Where a line below holds the string "Российский", copy that line.
── PROVIDED RECORDS ──
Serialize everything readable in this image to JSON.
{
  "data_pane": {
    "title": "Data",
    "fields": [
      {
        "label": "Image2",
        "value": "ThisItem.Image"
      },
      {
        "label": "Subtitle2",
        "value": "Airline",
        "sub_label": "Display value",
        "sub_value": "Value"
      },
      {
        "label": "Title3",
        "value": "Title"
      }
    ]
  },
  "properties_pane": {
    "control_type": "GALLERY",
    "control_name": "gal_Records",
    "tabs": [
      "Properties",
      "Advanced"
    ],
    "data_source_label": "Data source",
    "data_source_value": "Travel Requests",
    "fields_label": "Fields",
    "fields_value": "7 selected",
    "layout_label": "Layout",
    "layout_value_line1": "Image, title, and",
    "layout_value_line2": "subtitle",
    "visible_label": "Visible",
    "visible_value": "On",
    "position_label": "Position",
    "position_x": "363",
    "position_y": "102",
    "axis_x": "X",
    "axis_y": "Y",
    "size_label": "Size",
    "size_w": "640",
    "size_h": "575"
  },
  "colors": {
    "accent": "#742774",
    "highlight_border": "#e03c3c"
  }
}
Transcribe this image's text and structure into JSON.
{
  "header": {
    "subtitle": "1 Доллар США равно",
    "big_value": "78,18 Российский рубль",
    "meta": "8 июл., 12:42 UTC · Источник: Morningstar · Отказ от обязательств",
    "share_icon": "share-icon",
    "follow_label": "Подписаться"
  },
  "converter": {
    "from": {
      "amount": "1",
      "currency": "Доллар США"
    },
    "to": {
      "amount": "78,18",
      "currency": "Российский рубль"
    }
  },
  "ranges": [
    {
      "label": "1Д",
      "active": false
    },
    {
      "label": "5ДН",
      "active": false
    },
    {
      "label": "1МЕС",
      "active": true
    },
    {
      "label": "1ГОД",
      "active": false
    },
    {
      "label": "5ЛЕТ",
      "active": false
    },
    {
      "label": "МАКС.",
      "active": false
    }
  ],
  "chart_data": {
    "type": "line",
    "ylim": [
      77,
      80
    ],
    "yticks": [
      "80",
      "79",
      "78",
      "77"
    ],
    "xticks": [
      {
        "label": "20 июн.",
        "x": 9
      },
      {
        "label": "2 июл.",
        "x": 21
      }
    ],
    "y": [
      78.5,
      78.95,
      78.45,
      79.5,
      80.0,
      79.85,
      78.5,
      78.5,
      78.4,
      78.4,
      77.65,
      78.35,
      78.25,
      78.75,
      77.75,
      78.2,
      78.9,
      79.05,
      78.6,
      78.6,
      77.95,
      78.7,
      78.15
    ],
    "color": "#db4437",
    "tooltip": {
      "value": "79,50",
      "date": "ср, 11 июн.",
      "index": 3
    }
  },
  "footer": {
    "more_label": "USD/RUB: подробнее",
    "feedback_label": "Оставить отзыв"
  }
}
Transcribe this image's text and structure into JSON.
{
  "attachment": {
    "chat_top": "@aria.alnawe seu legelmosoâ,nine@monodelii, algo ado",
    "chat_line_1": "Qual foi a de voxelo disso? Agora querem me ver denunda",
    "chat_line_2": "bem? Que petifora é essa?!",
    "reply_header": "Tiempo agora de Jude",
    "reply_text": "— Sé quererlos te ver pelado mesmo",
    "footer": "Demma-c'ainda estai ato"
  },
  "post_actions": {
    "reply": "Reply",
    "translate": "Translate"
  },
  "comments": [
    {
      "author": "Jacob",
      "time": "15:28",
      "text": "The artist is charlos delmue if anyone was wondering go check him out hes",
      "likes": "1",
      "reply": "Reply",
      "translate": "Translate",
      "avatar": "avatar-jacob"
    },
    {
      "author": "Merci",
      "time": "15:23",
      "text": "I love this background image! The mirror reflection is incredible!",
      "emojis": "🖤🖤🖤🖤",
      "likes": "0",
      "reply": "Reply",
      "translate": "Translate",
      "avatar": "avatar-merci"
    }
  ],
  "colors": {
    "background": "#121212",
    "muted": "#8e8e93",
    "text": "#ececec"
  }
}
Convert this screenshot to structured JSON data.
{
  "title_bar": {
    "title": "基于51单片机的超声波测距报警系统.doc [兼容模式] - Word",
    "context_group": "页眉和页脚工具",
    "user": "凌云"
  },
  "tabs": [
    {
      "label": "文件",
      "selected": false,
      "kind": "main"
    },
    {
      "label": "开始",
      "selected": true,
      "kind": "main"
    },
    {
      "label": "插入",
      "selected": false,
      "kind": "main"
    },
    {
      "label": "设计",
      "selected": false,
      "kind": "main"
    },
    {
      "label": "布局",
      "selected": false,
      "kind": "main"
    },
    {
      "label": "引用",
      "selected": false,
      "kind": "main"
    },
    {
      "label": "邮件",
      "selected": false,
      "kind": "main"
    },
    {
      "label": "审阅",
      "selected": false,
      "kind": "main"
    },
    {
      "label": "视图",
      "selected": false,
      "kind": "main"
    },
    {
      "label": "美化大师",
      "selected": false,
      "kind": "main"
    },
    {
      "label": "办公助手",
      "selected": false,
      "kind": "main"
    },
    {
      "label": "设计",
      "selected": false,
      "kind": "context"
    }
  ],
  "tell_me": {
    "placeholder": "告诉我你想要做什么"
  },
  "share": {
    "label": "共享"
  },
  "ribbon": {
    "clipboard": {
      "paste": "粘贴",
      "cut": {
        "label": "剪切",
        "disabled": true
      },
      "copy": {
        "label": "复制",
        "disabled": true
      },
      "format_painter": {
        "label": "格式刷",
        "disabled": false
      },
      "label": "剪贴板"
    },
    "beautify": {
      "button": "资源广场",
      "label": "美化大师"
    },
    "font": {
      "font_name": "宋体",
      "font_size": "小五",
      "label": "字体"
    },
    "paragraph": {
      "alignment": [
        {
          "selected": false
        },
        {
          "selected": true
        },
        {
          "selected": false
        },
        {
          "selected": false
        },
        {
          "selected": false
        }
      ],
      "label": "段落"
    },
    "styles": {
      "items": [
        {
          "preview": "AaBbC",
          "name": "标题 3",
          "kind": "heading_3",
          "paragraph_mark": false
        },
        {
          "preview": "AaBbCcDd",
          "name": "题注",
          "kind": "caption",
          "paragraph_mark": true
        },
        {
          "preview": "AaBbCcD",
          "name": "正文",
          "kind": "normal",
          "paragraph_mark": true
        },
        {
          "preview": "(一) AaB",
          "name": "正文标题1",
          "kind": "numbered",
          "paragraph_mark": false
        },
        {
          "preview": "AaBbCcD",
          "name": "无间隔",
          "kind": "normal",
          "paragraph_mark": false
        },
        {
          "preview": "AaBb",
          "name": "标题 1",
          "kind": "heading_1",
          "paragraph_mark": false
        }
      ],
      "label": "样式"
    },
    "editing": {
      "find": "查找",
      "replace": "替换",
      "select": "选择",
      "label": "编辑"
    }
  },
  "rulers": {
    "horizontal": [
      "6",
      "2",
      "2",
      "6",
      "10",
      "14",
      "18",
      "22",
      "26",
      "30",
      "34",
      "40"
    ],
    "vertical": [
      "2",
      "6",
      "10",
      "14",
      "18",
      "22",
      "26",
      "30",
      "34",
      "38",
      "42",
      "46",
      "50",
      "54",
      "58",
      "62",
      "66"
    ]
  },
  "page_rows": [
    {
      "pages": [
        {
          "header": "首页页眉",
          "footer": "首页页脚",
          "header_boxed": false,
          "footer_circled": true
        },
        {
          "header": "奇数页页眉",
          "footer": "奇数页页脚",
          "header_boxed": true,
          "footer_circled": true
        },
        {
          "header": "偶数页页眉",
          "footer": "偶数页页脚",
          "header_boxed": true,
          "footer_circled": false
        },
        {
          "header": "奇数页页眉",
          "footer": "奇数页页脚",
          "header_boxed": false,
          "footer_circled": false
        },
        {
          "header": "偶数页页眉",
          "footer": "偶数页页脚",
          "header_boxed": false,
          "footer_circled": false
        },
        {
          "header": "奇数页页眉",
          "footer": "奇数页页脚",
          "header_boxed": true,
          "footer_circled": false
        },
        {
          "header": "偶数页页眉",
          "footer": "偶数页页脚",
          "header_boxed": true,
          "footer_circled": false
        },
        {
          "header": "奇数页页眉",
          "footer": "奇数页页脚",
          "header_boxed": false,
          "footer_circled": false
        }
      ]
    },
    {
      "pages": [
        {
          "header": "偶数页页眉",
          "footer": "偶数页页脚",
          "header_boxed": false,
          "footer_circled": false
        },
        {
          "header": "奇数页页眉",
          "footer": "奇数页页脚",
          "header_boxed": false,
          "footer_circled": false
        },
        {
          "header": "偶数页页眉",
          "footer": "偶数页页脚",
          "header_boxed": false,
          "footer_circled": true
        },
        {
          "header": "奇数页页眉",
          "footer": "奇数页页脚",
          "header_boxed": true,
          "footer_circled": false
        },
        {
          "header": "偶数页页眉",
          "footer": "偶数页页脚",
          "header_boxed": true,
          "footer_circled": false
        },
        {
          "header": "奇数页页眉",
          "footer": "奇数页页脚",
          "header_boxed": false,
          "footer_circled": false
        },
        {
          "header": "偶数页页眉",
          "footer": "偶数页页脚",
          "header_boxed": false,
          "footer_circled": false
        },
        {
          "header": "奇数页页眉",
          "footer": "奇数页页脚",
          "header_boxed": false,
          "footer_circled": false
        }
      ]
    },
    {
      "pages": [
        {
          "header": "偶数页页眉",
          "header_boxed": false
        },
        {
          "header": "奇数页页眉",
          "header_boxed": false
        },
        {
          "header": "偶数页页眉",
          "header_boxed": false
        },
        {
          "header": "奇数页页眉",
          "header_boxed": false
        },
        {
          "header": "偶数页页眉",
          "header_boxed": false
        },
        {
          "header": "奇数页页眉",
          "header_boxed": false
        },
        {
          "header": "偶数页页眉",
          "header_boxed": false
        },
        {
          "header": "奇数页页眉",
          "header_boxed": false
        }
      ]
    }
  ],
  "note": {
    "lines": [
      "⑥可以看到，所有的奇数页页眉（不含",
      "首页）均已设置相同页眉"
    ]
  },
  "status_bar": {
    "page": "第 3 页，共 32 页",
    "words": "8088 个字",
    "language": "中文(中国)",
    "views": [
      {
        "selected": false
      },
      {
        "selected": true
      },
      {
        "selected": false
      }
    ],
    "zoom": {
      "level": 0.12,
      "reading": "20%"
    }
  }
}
───
RESULT ::
    "big_value": "78,18 Российский рубль",
      "currency": "Российский рубль"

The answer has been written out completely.